-- Start --

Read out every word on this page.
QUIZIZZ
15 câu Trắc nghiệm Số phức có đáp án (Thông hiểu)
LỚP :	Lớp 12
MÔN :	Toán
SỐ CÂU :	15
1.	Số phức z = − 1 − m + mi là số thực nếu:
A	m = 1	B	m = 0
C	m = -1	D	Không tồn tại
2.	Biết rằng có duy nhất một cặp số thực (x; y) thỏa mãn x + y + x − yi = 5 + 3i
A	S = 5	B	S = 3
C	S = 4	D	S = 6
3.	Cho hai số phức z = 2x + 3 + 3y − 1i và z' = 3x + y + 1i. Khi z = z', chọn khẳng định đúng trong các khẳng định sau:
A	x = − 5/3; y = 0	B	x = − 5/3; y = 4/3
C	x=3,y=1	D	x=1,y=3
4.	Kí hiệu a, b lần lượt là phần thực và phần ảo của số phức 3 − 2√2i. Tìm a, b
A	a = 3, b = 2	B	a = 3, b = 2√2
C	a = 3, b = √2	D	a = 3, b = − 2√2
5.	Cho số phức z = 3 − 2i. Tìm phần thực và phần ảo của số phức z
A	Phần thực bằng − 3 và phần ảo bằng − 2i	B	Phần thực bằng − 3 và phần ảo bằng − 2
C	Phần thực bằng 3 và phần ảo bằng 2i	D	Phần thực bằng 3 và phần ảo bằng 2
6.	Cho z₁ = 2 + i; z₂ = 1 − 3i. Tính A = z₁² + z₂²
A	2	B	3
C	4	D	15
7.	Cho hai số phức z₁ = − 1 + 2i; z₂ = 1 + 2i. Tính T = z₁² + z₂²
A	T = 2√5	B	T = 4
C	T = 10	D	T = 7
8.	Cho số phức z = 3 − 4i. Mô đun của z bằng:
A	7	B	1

-- End --

» **INSTRUCTIONS TO FOLLOW**:
Show every line in the entries where the string "phần" occurs.

» **RESULT OF THIS TASK**:
4.	Kí hiệu a, b lần lượt là phần thực và phần ảo của số phức 3 − 2√2i. Tìm a, b
5.	Cho số phức z = 3 − 2i. Tìm phần thực và phần ảo của số phức z
A	Phần thực bằng − 3 và phần ảo bằng − 2i	B	Phần thực bằng − 3 và phần ảo bằng − 2
C	Phần thực bằng 3 và phần ảo bằng 2i	D	Phần thực bằng 3 và phần ảo bằng 2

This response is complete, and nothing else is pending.